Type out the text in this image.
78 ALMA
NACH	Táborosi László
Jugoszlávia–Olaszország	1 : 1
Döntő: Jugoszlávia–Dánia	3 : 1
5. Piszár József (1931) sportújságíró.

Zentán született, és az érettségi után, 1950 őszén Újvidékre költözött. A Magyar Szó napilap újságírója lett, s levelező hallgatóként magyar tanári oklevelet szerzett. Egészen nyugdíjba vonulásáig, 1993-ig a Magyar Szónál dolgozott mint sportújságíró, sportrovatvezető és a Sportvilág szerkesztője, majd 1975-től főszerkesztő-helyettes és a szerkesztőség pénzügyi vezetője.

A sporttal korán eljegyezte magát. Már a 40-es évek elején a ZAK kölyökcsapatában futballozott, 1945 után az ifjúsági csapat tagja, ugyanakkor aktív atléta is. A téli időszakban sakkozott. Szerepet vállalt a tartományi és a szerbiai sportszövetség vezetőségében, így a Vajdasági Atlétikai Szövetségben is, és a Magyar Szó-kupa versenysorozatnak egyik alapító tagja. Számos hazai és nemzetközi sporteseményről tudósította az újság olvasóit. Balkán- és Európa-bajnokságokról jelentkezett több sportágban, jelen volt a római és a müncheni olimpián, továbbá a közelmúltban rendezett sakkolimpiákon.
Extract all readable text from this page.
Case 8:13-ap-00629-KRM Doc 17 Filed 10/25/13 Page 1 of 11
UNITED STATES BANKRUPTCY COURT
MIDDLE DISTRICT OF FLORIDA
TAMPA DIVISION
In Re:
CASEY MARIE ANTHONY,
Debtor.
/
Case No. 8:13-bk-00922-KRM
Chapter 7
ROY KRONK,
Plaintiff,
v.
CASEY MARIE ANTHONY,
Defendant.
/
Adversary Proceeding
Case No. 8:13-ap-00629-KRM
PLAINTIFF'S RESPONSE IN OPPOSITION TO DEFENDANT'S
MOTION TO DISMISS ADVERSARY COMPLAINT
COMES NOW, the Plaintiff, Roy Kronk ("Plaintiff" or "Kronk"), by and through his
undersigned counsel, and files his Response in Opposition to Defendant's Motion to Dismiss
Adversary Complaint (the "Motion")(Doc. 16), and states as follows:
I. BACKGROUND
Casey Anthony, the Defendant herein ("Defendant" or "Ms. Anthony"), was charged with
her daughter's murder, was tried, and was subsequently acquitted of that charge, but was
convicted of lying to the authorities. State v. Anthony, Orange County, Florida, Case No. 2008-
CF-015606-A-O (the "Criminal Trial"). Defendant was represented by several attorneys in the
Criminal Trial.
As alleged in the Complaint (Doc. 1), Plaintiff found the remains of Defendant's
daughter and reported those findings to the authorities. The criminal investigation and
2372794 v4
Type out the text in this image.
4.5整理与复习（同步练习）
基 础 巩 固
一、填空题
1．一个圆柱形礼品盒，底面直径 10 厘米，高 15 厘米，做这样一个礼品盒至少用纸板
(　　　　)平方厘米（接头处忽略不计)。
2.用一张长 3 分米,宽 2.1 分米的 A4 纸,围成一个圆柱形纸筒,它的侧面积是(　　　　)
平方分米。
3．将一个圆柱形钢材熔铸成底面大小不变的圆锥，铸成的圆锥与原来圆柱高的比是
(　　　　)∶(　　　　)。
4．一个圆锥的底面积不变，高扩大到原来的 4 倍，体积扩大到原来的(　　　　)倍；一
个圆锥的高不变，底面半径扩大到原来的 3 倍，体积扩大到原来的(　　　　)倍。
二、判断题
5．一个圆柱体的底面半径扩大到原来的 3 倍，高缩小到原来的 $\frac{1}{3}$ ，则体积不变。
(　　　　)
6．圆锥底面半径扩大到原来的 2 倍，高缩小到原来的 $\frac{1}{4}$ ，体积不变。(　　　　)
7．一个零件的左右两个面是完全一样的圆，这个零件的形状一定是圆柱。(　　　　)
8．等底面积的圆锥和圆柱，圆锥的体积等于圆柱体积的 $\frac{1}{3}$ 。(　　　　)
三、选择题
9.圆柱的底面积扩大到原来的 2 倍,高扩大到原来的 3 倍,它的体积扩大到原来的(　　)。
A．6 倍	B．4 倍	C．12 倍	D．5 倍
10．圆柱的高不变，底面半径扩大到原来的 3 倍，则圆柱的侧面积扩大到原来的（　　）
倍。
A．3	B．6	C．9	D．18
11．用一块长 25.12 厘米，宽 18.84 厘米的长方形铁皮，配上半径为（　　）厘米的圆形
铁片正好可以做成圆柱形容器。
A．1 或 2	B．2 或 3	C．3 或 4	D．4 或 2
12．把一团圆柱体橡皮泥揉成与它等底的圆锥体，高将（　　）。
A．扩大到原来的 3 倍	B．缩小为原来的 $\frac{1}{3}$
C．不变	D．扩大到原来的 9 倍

What you are asked to do:
Repeat the records above exactly as they appear.

Written response:
Type out the text in this image.
78 ALMA
NACH	Táborosi László
Jugoszlávia–Olaszország	1 : 1
Döntő: Jugoszlávia–Dánia	3 : 1
5. Piszár József (1931) sportújságíró.

Zentán született, és az érettségi után, 1950 őszén Újvidékre költözött. A Magyar Szó napilap újságírója lett, s levelező hallgatóként magyar tanári oklevelet szerzett. Egészen nyugdíjba vonulásáig, 1993-ig a Magyar Szónál dolgozott mint sportújságíró, sportrovatvezető és a Sportvilág szerkesztője, majd 1975-től főszerkesztő-helyettes és a szerkesztőség pénzügyi vezetője.

A sporttal korán eljegyezte magát. Már a 40-es évek elején a ZAK kölyökcsapatában futballozott, 1945 után az ifjúsági csapat tagja, ugyanakkor aktív atléta is. A téli időszakban sakkozott. Szerepet vállalt a tartományi és a szerbiai sportszövetség vezetőségében, így a Vajdasági Atlétikai Szövetségben is, és a Magyar Szó-kupa versenysorozatnak egyik alapító tagja. Számos hazai és nemzetközi sporteseményről tudósította az újság olvasóit. Balkán- és Európa-bajnokságokról jelentkezett több sportágban, jelen volt a római és a müncheni olimpián, továbbá a közelmúltban rendezett sakkolimpiákon.
Extract all readable text from this page.
Case 8:13-ap-00629-KRM Doc 17 Filed 10/25/13 Page 1 of 11
UNITED STATES BANKRUPTCY COURT
MIDDLE DISTRICT OF FLORIDA
TAMPA DIVISION
In Re:
CASEY MARIE ANTHONY,
Debtor.
/
Case No. 8:13-bk-00922-KRM
Chapter 7
ROY KRONK,
Plaintiff,
v.
CASEY MARIE ANTHONY,
Defendant.
/
Adversary Proceeding
Case No. 8:13-ap-00629-KRM
PLAINTIFF'S RESPONSE IN OPPOSITION TO DEFENDANT'S
MOTION TO DISMISS ADVERSARY COMPLAINT
COMES NOW, the Plaintiff, Roy Kronk ("Plaintiff" or "Kronk"), by and through his
undersigned counsel, and files his Response in Opposition to Defendant's Motion to Dismiss
Adversary Complaint (the "Motion")(Doc. 16), and states as follows:
I. BACKGROUND
Casey Anthony, the Defendant herein ("Defendant" or "Ms. Anthony"), was charged with
her daughter's murder, was tried, and was subsequently acquitted of that charge, but was
convicted of lying to the authorities. State v. Anthony, Orange County, Florida, Case No. 2008-
CF-015606-A-O (the "Criminal Trial"). Defendant was represented by several attorneys in the
Criminal Trial.
As alleged in the Complaint (Doc. 1), Plaintiff found the remains of Defendant's
daughter and reported those findings to the authorities. The criminal investigation and
2372794 v4
Type out the text in this image.
4.5整理与复习（同步练习）
基 础 巩 固
一、填空题
1．一个圆柱形礼品盒，底面直径 10 厘米，高 15 厘米，做这样一个礼品盒至少用纸板
(　　　　)平方厘米（接头处忽略不计)。
2.用一张长 3 分米,宽 2.1 分米的 A4 纸,围成一个圆柱形纸筒,它的侧面积是(　　　　)
平方分米。
3．将一个圆柱形钢材熔铸成底面大小不变的圆锥，铸成的圆锥与原来圆柱高的比是
(　　　　)∶(　　　　)。
4．一个圆锥的底面积不变，高扩大到原来的 4 倍，体积扩大到原来的(　　　　)倍；一
个圆锥的高不变，底面半径扩大到原来的 3 倍，体积扩大到原来的(　　　　)倍。
二、判断题
5．一个圆柱体的底面半径扩大到原来的 3 倍，高缩小到原来的 $\frac{1}{3}$ ，则体积不变。
(　　　　)
6．圆锥底面半径扩大到原来的 2 倍，高缩小到原来的 $\frac{1}{4}$ ，体积不变。(　　　　)
7．一个零件的左右两个面是完全一样的圆，这个零件的形状一定是圆柱。(　　　　)
8．等底面积的圆锥和圆柱，圆锥的体积等于圆柱体积的 $\frac{1}{3}$ 。(　　　　)
三、选择题
9.圆柱的底面积扩大到原来的 2 倍,高扩大到原来的 3 倍,它的体积扩大到原来的(　　)。
A．6 倍	B．4 倍	C．12 倍	D．5 倍
10．圆柱的高不变，底面半径扩大到原来的 3 倍，则圆柱的侧面积扩大到原来的（　　）
倍。
A．3	B．6	C．9	D．18
11．用一块长 25.12 厘米，宽 18.84 厘米的长方形铁皮，配上半径为（　　）厘米的圆形
铁片正好可以做成圆柱形容器。
A．1 或 2	B．2 或 3	C．3 或 4	D．4 或 2
12．把一团圆柱体橡皮泥揉成与它等底的圆锥体，高将（　　）。
A．扩大到原来的 3 倍	B．缩小为原来的 $\frac{1}{3}$
C．不变	D．扩大到原来的 9 倍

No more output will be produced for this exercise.